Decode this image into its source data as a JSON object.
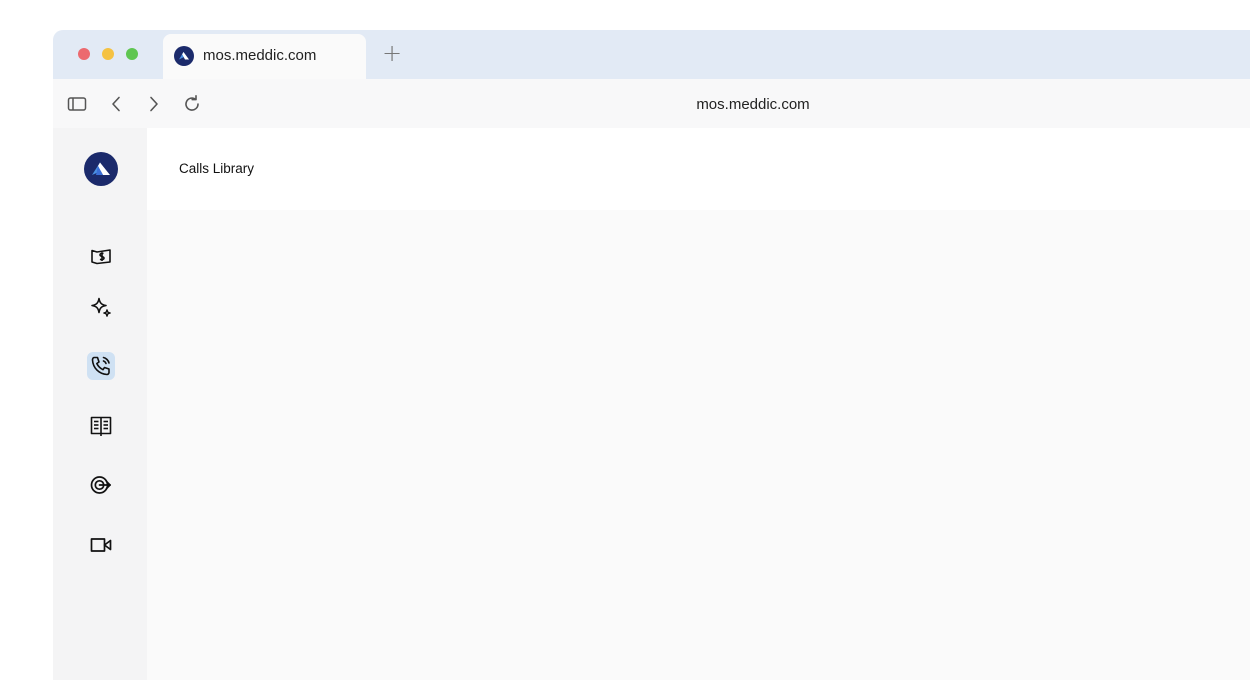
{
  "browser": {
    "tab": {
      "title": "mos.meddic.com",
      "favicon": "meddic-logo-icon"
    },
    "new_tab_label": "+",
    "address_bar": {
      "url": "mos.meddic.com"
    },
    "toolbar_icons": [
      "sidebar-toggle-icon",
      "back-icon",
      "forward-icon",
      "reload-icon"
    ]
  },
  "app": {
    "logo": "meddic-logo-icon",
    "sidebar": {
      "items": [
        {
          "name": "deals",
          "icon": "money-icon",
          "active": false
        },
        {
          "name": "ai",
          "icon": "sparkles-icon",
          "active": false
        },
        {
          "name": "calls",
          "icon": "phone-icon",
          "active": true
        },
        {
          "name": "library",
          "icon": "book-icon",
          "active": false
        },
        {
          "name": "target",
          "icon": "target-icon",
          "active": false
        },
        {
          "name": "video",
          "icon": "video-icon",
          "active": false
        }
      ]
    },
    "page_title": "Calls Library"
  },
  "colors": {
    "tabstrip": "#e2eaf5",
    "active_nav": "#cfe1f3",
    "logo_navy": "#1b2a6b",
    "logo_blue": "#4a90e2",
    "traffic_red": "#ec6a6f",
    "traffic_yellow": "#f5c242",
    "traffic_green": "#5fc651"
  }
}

■ ■ ■ ■

Without including the pictures, return each record above exactly as it stands.

Decode this image into its source data as a JSON object.
{
  "browser": {
    "tab": {
      "title": "mos.meddic.com",
      "favicon": "meddic-logo-icon"
    },
    "new_tab_label": "+",
    "address_bar": {
      "url": "mos.meddic.com"
    },
    "toolbar_icons": [
      "sidebar-toggle-icon",
      "back-icon",
      "forward-icon",
      "reload-icon"
    ]
  },
  "app": {
    "logo": "meddic-logo-icon",
    "sidebar": {
      "items": [
        {
          "name": "deals",
          "icon": "money-icon",
          "active": false
        },
        {
          "name": "ai",
          "icon": "sparkles-icon",
          "active": false
        },
        {
          "name": "calls",
          "icon": "phone-icon",
          "active": true
        },
        {
          "name": "library",
          "icon": "book-icon",
          "active": false
        },
        {
          "name": "target",
          "icon": "target-icon",
          "active": false
        },
        {
          "name": "video",
          "icon": "video-icon",
          "active": false
        }
      ]
    },
    "page_title": "Calls Library"
  },
  "colors": {
    "tabstrip": "#e2eaf5",
    "active_nav": "#cfe1f3",
    "logo_navy": "#1b2a6b",
    "logo_blue": "#4a90e2",
    "traffic_red": "#ec6a6f",
    "traffic_yellow": "#f5c242",
    "traffic_green": "#5fc651"
  }
}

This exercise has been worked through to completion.